## begin

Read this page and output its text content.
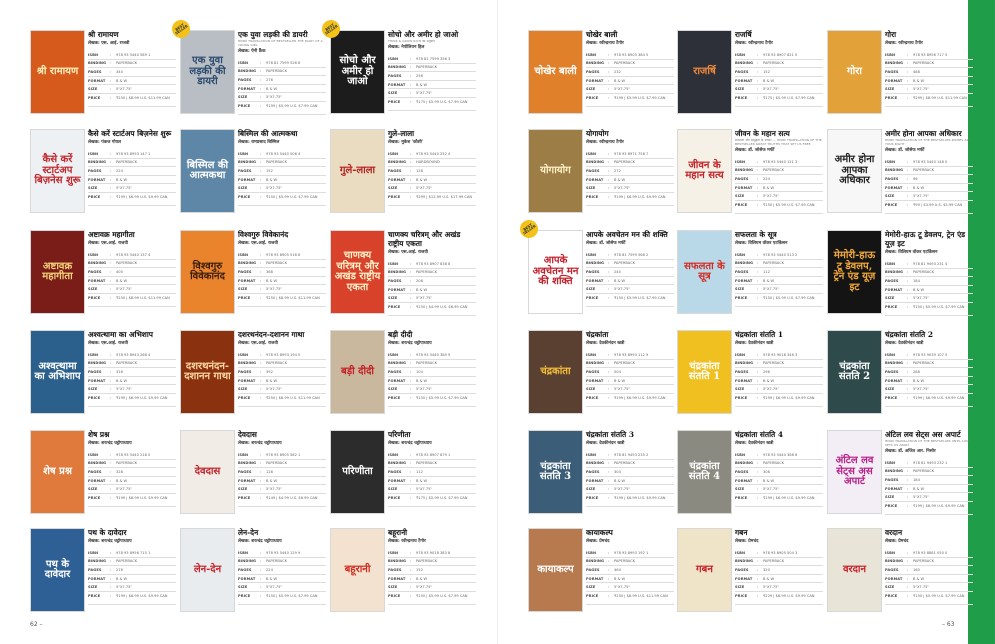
श्री रामायण
श्री रामायण
लेखक: एस. आई. राजवी
ISBN	:	978 93 5440 589 1
BINDING	:	PAPERBACK
PAGES	:	340
FORMAT	:	B & W
SIZE	:	5"X7.75"
PRICE	:	₹250 | $8.99 U.S. $11.99 CAN
एक युवा लड़की की डायरी
BEST SELLER	एक युवा लड़की की डायरी
HINDI TRANSLATION OF BESTSELLER THE DIARY OF A YOUNG GIRL
लेखक: ऐनी फ्रैंक
ISBN	:	978 81 7599 526 6
BINDING	:	PAPERBACK
PAGES	:	276
FORMAT	:	B & W
SIZE	:	5"X7.75"
PRICE	:	₹199 | $5.99 U.S. $7.99 CAN
सोचो और अमीर हो जाओ
BEST SELLER	सोचो और अमीर हो जाओ
THINK & GROW RICH का अनुवाद
लेखक: नेपोलियन हिल
ISBN	:	978 81 7599 356 3
BINDING	:	PAPERBACK
PAGES	:	256
FORMAT	:	B & W
SIZE	:	5"X7.75"
PRICE	:	₹175 | $5.99 U.S. $7.99 CAN
कैसे करें स्टार्टअप बिज़नेस शुरू
कैसे करें स्टार्टअप बिज़नेस शुरू
लेखक: पंकज गोयल
ISBN	:	978 93 8993 147 1
BINDING	:	PAPERBACK
PAGES	:	224
FORMAT	:	B & W
SIZE	:	5"X7.75"
PRICE	:	₹199 | $6.99 U.S. $9.99 CAN
बिस्मिल की आत्मकथा
बिस्मिल की आत्मकथा
लेखक: रामप्रसाद बिस्मिल
ISBN	:	978 93 5440 506 4
BINDING	:	PAPERBACK
PAGES	:	152
FORMAT	:	B & W
SIZE	:	5"X7.75"
PRICE	:	₹150 | $5.99 U.S. $7.99 CAN
गुले-लाला
गुले-लाला
लेखक: मुकेश 'कौशी'
ISBN	:	978 93 5440 252 4
BINDING	:	HARDBOUND
PAGES	:	128
FORMAT	:	B & W
SIZE	:	5"X7.75"
PRICE	:	₹399 | $12.99 U.S. $17.99 CAN
अष्टावक्र महागीता
अष्टावक्र महागीता
लेखक: एस.आई. राजवी
ISBN	:	978 93 5440 137 4
BINDING	:	PAPERBACK
PAGES	:	400
FORMAT	:	B & W
SIZE	:	5"X7.75"
PRICE	:	₹250 | $8.99 U.S. $11.99 CAN
विश्वगुरु विवेकानंद
विश्वगुरु विवेकानंद
लेखक: एस.आई. राजवी
ISBN	:	978 93 8905 516 6
BINDING	:	PAPERBACK
PAGES	:	368
FORMAT	:	B & W
SIZE	:	5"X7.75"
PRICE	:	₹250 | $8.99 U.S. $11.99 CAN
चाणक्य चरित्रम् और अखंड राष्ट्रीय एकता
चाणक्य चरित्रम् और अखंड राष्ट्रीय एकता
लेखक: एस.आई. राजवी
ISBN	:	978 93 8907 838 8
BINDING	:	PAPERBACK
PAGES	:	208
FORMAT	:	B & W
SIZE	:	5"X7.75"
PRICE	:	₹150 | $4.99 U.S. $6.99 CAN
अश्वत्थामा का अभिशाप
अश्वत्थामा का अभिशाप
लेखक: एस.आई. राजवी
ISBN	:	978 93 8943 266 4
BINDING	:	PAPERBACK
PAGES	:	316
FORMAT	:	B & W
SIZE	:	5"X7.75"
PRICE	:	₹199 | $6.99 U.S. $9.99 CAN
दशरथनंदन-दशानन गाथा
दशरथनंदन-दशानन गाथा
लेखक: एस.आई. राजवी
ISBN	:	978 93 8993 194 5
BINDING	:	PAPERBACK
PAGES	:	392
FORMAT	:	B & W
SIZE	:	5"X7.75"
PRICE	:	₹250 | $8.99 U.S. $11.99 CAN
बड़ी दीदी
बड़ी दीदी
लेखक: शरत्चंद्र चट्टोपाध्याय
ISBN	:	978 93 5440 385 9
BINDING	:	PAPERBACK
PAGES	:	104
FORMAT	:	B & W
SIZE	:	5"X7.75"
PRICE	:	₹150 | $5.99 U.S. $7.99 CAN
शेष प्रश्न
शेष प्रश्न
लेखक: शरत्चंद्र चट्टोपाध्याय
ISBN	:	978 93 5440 218 0
BINDING	:	PAPERBACK
PAGES	:	328
FORMAT	:	B & W
SIZE	:	5"X7.75"
PRICE	:	₹199 | $6.99 U.S. $9.99 CAN
देवदास
देवदास
लेखक: शरत्चंद्र चट्टोपाध्याय
ISBN	:	978 93 8905 582 1
BINDING	:	PAPERBACK
PAGES	:	128
FORMAT	:	B & W
SIZE	:	5"X7.75"
PRICE	:	₹149 | $4.99 U.S. $6.99 CAN
परिणीता
परिणीता
लेखक: शरत्चंद्र चट्टोपाध्याय
ISBN	:	978 93 8907 879 1
BINDING	:	PAPERBACK
PAGES	:	112
FORMAT	:	B & W
SIZE	:	5"X7.75"
PRICE	:	₹175 | $5.99 U.S. $7.99 CAN
पथ के दावेदार
पथ के दावेदार
लेखक: शरत्चंद्र चट्टोपाध्याय
ISBN	:	978 93 8956 715 1
BINDING	:	PAPERBACK
PAGES	:	276
FORMAT	:	B & W
SIZE	:	5"X7.75"
PRICE	:	₹199 | $6.99 U.S. $9.99 CAN
लेन-देन
लेन-देन
लेखक: शरत्चंद्र चट्टोपाध्याय
ISBN	:	978 93 5440 129 9
BINDING	:	PAPERBACK
PAGES	:	224
FORMAT	:	B & W
SIZE	:	5"X7.75"
PRICE	:	₹150 | $5.99 U.S. $7.99 CAN
बहूरानी
बहूरानी
लेखक: रवीन्द्रनाथ टैगोर
ISBN	:	978 93 9018 383 8
BINDING	:	PAPERBACK
PAGES	:	152
FORMAT	:	B & W
SIZE	:	5"X7.75"
PRICE	:	₹150 | $5.99 U.S. $7.99 CAN
चोखेर बाली
चोखेर बाली
लेखक: रवीन्द्रनाथ टैगोर
ISBN	:	978 93 8905 384 5
BINDING	:	PAPERBACK
PAGES	:	232
FORMAT	:	B & W
SIZE	:	5"X7.75"
PRICE	:	₹199 | $5.99 U.S. $7.99 CAN
राजर्षि
राजर्षि
लेखक: रवीन्द्रनाथ टैगोर
ISBN	:	978 93 8907 821 0
BINDING	:	PAPERBACK
PAGES	:	152
FORMAT	:	B & W
SIZE	:	5"X7.75"
PRICE	:	₹175 | $5.99 U.S. $7.99 CAN
गोरा
गोरा
लेखक: रवीन्द्रनाथ टैगोर
ISBN	:	978 93 8956 717 5
BINDING	:	PAPERBACK
PAGES	:	488
FORMAT	:	B & W
SIZE	:	5"X7.75"
PRICE	:	₹299 | $8.99 U.S. $11.99 CAN
योगायोग
योगायोग
लेखक: रवीन्द्रनाथ टैगोर
ISBN	:	978 93 8971 758 7
BINDING	:	PAPERBACK
PAGES	:	272
FORMAT	:	B & W
SIZE	:	5"X7.75"
PRICE	:	₹199 | $6.99 U.S. $9.99 CAN
जीवन के महान सत्य
जीवन के महान सत्य
सफलता और समृद्धता के आधार — HINDI TRANSLATION OF THE BESTSELLER GREAT TRUTHS THAT SET US FREE
लेखक: डॉ. जोसेफ मर्फी
ISBN	:	978 93 5440 121 3
BINDING	:	PAPERBACK
PAGES	:	224
FORMAT	:	B & W
SIZE	:	5"X7.75"
PRICE	:	₹150 | $5.99 U.S. $7.99 CAN
अमीर होना आपका अधिकार
अमीर होना आपका अधिकार
HINDI TRANSLATION OF THE BESTSELLER RICHES ARE YOUR RIGHT
लेखक: डॉ. जोसेफ मर्फी
ISBN	:	978 93 5440 148 0
BINDING	:	PAPERBACK
PAGES	:	96
FORMAT	:	B & W
SIZE	:	5"X7.75"
PRICE	:	₹99 | $3.99 U.S. $5.99 CAN
आपके अवचेतन मन की शक्ति
BEST SELLER	आपके अवचेतन मन की शक्ति
लेखक: डॉ. जोसेफ मर्फी
ISBN	:	978 81 7599 566 2
BINDING	:	PAPERBACK
PAGES	:	240
FORMAT	:	B & W
SIZE	:	5"X7.75"
PRICE	:	₹150 | $5.99 U.S. $7.99 CAN
सफलता के सूत्र
सफलता के सूत्र
लेखक: विलियम वॉकर एटकिंसन
ISBN	:	978 93 5440 513 2
BINDING	:	PAPERBACK
PAGES	:	112
FORMAT	:	B & W
SIZE	:	5"X7.75"
PRICE	:	₹150 | $5.99 U.S. $7.99 CAN
मेमोरी-हाऊ टू डेवलप, ट्रेन एंड यूज़ इट
मेमोरी-हाऊ टू डेवलप, ट्रेन एंड यूज़ इट
लेखक: विलियम वॉकर एटकिंसन
ISBN	:	978 81 9493 231 4
BINDING	:	PAPERBACK
PAGES	:	184
FORMAT	:	B & W
SIZE	:	5"X7.75"
PRICE	:	₹150 | $5.99 U.S. $7.99 CAN
चंद्रकांता
चंद्रकांता
लेखक: देवकीनंदन खत्री
ISBN	:	978 93 8993 112 9
BINDING	:	PAPERBACK
PAGES	:	504
FORMAT	:	B & W
SIZE	:	5"X7.75"
PRICE	:	₹199 | $6.99 U.S. $9.99 CAN
चंद्रकांता संतति 1
चंद्रकांता संतति 1
लेखक: देवकीनंदन खत्री
ISBN	:	978 93 9018 346 3
BINDING	:	PAPERBACK
PAGES	:	296
FORMAT	:	B & W
SIZE	:	5"X7.75"
PRICE	:	₹199 | $6.99 U.S. $9.99 CAN
चंद्रकांता संतति 2
चंद्रकांता संतति 2
लेखक: देवकीनंदन खत्री
ISBN	:	978 93 9039 107 5
BINDING	:	PAPERBACK
PAGES	:	288
FORMAT	:	B & W
SIZE	:	5"X7.75"
PRICE	:	₹199 | $6.99 U.S. $9.99 CAN
चंद्रकांता संतति 3
चंद्रकांता संतति 3
लेखक: देवकीनंदन खत्री
ISBN	:	978 81 9493 235 2
BINDING	:	PAPERBACK
PAGES	:	304
FORMAT	:	B & W
SIZE	:	5"X7.75"
PRICE	:	₹199 | $6.99 U.S. $9.99 CAN
चंद्रकांता संतति 4
चंद्रकांता संतति 4
लेखक: देवकीनंदन खत्री
ISBN	:	978 93 5440 386 6
BINDING	:	PAPERBACK
PAGES	:	308
FORMAT	:	B & W
SIZE	:	5"X7.75"
PRICE	:	₹199 | $6.99 U.S. $9.99 CAN
अंटिल लव सेट्स अस अपार्ट
अंटिल लव सेट्स अस अपार्ट
HINDI TRANSLATION OF THE BESTSELLER UNTIL LOVE SETS US APART
लेखक: डॉ. अजित आर. निसोर
ISBN	:	978 81 9493 232 1
BINDING	:	PAPERBACK
PAGES	:	184
FORMAT	:	B & W
SIZE	:	5"X7.75"
PRICE	:	₹199 | $6.99 U.S. $9.99 CAN
कायाकल्प
कायाकल्प
लेखक: प्रेमचंद
ISBN	:	978 93 8993 192 1
BINDING	:	PAPERBACK
PAGES	:	464
FORMAT	:	B & W
SIZE	:	5"X7.75"
PRICE	:	₹250 | $8.99 U.S. $11.99 CAN
गबन
गबन
लेखक: प्रेमचंद
ISBN	:	978 93 8905 504 3
BINDING	:	PAPERBACK
PAGES	:	320
FORMAT	:	B & W
SIZE	:	5"X7.75"
PRICE	:	₹229 | $6.99 U.S. $9.99 CAN
वरदान
वरदान
लेखक: प्रेमचंद
ISBN	:	978 93 8881 050 0
BINDING	:	PAPERBACK
PAGES	:	160
FORMAT	:	B & W
SIZE	:	5"X7.75"
PRICE	:	₹150 | $5.99 U.S. $7.99 CAN
62 –	– 63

## end

• WHAT YOU HAVE TO DO: Respond with nothing but the number of lines in the entries that contain the string "BESTSELLER".

• FULL OUTPUT: 4